-- RECORDS SHOWN start --

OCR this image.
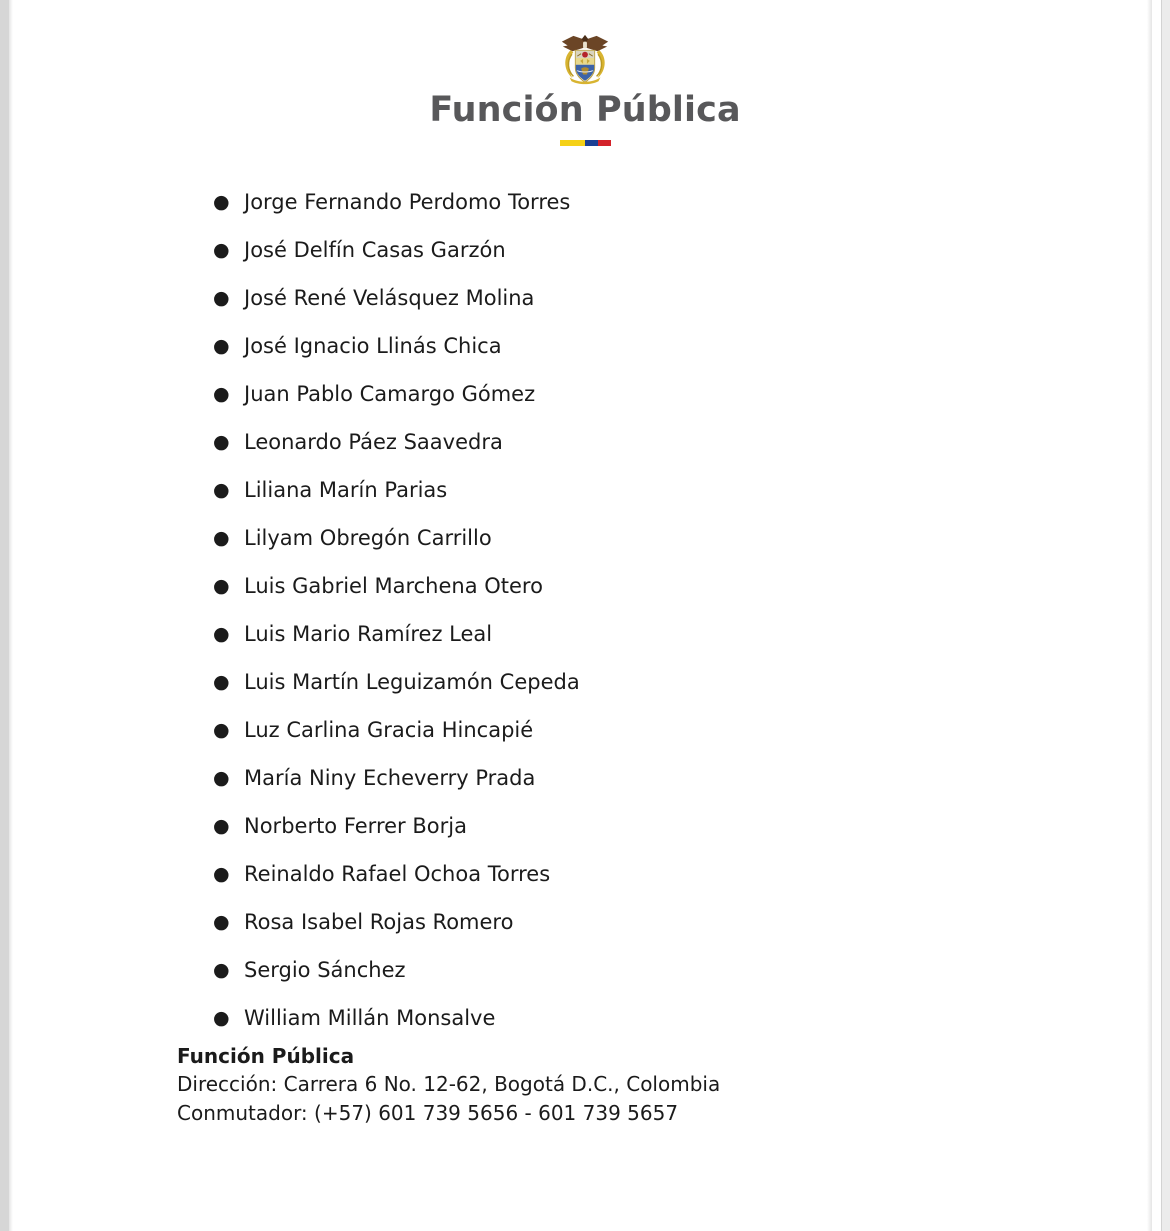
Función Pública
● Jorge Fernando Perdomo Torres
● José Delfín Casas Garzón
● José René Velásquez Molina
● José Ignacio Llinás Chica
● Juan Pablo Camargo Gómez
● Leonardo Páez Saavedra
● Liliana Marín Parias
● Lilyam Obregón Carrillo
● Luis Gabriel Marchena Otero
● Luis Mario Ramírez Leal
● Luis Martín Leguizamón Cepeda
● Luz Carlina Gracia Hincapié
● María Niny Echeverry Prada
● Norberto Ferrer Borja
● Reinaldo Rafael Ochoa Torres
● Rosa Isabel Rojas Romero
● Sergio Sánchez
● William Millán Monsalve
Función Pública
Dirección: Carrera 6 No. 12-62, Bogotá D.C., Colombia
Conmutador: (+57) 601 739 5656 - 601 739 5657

-- RECORDS SHOWN end --

**YOUR OBJECTIVE:** Each line of the data is to be duplicated exactly; pictures stay out of the copy.

**OUTPUT:**
OCR this image.
Función Pública
● Jorge Fernando Perdomo Torres
● José Delfín Casas Garzón
● José René Velásquez Molina
● José Ignacio Llinás Chica
● Juan Pablo Camargo Gómez
● Leonardo Páez Saavedra
● Liliana Marín Parias
● Lilyam Obregón Carrillo
● Luis Gabriel Marchena Otero
● Luis Mario Ramírez Leal
● Luis Martín Leguizamón Cepeda
● Luz Carlina Gracia Hincapié
● María Niny Echeverry Prada
● Norberto Ferrer Borja
● Reinaldo Rafael Ochoa Torres
● Rosa Isabel Rojas Romero
● Sergio Sánchez
● William Millán Monsalve
Función Pública
Dirección: Carrera 6 No. 12-62, Bogotá D.C., Colombia
Conmutador: (+57) 601 739 5656 - 601 739 5657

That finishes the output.